▶ _WRITTEN TASK_:
Only the lines from the line containing "What does this" to the end of the entries should be repeated, exactly as they appear.

(Stored data)
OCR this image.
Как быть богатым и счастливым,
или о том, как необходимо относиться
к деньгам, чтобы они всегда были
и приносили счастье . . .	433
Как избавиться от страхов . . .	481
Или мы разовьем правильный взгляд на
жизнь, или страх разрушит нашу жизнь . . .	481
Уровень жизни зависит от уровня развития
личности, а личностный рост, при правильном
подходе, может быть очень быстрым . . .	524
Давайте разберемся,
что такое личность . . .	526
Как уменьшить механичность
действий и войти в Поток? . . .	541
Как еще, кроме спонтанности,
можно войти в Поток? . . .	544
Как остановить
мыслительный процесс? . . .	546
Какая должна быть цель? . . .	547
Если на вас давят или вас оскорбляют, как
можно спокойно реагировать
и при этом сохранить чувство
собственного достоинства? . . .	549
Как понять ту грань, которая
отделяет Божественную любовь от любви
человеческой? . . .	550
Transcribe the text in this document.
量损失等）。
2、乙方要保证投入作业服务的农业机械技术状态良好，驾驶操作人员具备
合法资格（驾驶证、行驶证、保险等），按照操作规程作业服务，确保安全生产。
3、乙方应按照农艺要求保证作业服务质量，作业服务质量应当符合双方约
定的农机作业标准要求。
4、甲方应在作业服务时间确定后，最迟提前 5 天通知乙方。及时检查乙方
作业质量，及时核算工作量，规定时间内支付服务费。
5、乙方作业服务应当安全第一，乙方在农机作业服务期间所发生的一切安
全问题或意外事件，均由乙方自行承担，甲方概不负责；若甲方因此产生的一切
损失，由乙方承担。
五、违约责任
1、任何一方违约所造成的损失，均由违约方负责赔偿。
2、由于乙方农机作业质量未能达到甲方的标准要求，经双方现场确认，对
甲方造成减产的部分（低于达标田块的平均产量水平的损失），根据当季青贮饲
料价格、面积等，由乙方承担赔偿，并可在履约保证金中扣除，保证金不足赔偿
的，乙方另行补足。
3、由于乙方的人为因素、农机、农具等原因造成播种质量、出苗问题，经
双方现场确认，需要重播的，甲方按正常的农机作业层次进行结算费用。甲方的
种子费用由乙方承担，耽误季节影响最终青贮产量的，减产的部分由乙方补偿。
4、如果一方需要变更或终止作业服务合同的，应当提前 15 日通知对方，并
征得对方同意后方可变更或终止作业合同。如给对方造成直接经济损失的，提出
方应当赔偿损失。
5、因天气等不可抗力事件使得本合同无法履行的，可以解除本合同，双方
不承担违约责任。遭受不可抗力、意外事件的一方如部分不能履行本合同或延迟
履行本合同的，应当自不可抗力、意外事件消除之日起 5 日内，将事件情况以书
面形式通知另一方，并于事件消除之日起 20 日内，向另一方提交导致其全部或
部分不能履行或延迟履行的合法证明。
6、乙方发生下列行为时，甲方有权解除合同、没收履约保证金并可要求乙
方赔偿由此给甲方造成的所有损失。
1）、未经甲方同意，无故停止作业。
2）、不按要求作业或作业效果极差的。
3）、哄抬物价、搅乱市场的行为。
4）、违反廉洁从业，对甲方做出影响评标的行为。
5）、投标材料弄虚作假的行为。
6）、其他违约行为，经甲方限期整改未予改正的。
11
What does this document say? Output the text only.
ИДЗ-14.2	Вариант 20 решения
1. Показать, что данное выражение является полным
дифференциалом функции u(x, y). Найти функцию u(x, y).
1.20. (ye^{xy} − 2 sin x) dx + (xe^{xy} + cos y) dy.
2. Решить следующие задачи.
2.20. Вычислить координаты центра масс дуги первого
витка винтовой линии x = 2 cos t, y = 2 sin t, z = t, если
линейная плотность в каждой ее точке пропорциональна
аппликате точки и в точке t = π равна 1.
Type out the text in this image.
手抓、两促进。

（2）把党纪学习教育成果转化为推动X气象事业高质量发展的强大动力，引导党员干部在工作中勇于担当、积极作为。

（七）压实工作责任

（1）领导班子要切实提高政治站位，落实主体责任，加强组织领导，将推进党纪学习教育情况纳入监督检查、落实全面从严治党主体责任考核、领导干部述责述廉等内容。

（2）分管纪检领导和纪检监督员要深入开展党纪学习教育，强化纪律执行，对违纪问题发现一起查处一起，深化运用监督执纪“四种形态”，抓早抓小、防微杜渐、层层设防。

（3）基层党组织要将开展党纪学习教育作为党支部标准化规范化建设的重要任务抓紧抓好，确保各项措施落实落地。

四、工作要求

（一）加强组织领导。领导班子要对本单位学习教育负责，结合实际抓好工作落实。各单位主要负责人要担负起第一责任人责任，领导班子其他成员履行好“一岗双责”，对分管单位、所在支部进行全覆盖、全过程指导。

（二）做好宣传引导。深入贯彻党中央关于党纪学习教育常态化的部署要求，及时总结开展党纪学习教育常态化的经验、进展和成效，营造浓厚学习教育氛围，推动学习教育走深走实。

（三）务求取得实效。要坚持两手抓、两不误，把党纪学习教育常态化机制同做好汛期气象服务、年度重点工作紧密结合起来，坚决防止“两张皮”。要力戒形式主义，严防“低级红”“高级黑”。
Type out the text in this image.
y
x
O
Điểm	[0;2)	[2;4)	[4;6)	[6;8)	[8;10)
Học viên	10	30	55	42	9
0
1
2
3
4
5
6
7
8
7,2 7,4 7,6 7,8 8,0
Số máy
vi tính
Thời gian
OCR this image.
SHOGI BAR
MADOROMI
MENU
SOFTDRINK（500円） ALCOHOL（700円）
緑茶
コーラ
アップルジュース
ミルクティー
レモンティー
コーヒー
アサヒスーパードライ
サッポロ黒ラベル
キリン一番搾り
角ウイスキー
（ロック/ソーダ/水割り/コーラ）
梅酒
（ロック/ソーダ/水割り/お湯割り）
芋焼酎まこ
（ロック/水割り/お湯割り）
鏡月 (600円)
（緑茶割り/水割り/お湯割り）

▶ _SOLUTION BELOW_:
What does this document say? Output the text only.
ИДЗ-14.2	Вариант 20 решения
1. Показать, что данное выражение является полным
дифференциалом функции u(x, y). Найти функцию u(x, y).
1.20. (ye^{xy} − 2 sin x) dx + (xe^{xy} + cos y) dy.
2. Решить следующие задачи.
2.20. Вычислить координаты центра масс дуги первого
витка винтовой линии x = 2 cos t, y = 2 sin t, z = t, если
линейная плотность в каждой ее точке пропорциональна
аппликате точки и в точке t = π равна 1.
Type out the text in this image.
手抓、两促进。

（2）把党纪学习教育成果转化为推动X气象事业高质量发展的强大动力，引导党员干部在工作中勇于担当、积极作为。

（七）压实工作责任

（1）领导班子要切实提高政治站位，落实主体责任，加强组织领导，将推进党纪学习教育情况纳入监督检查、落实全面从严治党主体责任考核、领导干部述责述廉等内容。

（2）分管纪检领导和纪检监督员要深入开展党纪学习教育，强化纪律执行，对违纪问题发现一起查处一起，深化运用监督执纪“四种形态”，抓早抓小、防微杜渐、层层设防。

（3）基层党组织要将开展党纪学习教育作为党支部标准化规范化建设的重要任务抓紧抓好，确保各项措施落实落地。

四、工作要求

（一）加强组织领导。领导班子要对本单位学习教育负责，结合实际抓好工作落实。各单位主要负责人要担负起第一责任人责任，领导班子其他成员履行好“一岗双责”，对分管单位、所在支部进行全覆盖、全过程指导。

（二）做好宣传引导。深入贯彻党中央关于党纪学习教育常态化的部署要求，及时总结开展党纪学习教育常态化的经验、进展和成效，营造浓厚学习教育氛围，推动学习教育走深走实。

（三）务求取得实效。要坚持两手抓、两不误，把党纪学习教育常态化机制同做好汛期气象服务、年度重点工作紧密结合起来，坚决防止“两张皮”。要力戒形式主义，严防“低级红”“高级黑”。
Type out the text in this image.
y
x
O
Điểm	[0;2)	[2;4)	[4;6)	[6;8)	[8;10)
Học viên	10	30	55	42	9
0
1
2
3
4
5
6
7
8
7,2 7,4 7,6 7,8 8,0
Số máy
vi tính
Thời gian
OCR this image.
SHOGI BAR
MADOROMI
MENU
SOFTDRINK（500円） ALCOHOL（700円）
緑茶
コーラ
アップルジュース
ミルクティー
レモンティー
コーヒー
アサヒスーパードライ
サッポロ黒ラベル
キリン一番搾り
角ウイスキー
（ロック/ソーダ/水割り/コーラ）
梅酒
（ロック/ソーダ/水割り/お湯割り）
芋焼酎まこ
（ロック/水割り/お湯割り）
鏡月 (600円)
（緑茶割り/水割り/お湯割り）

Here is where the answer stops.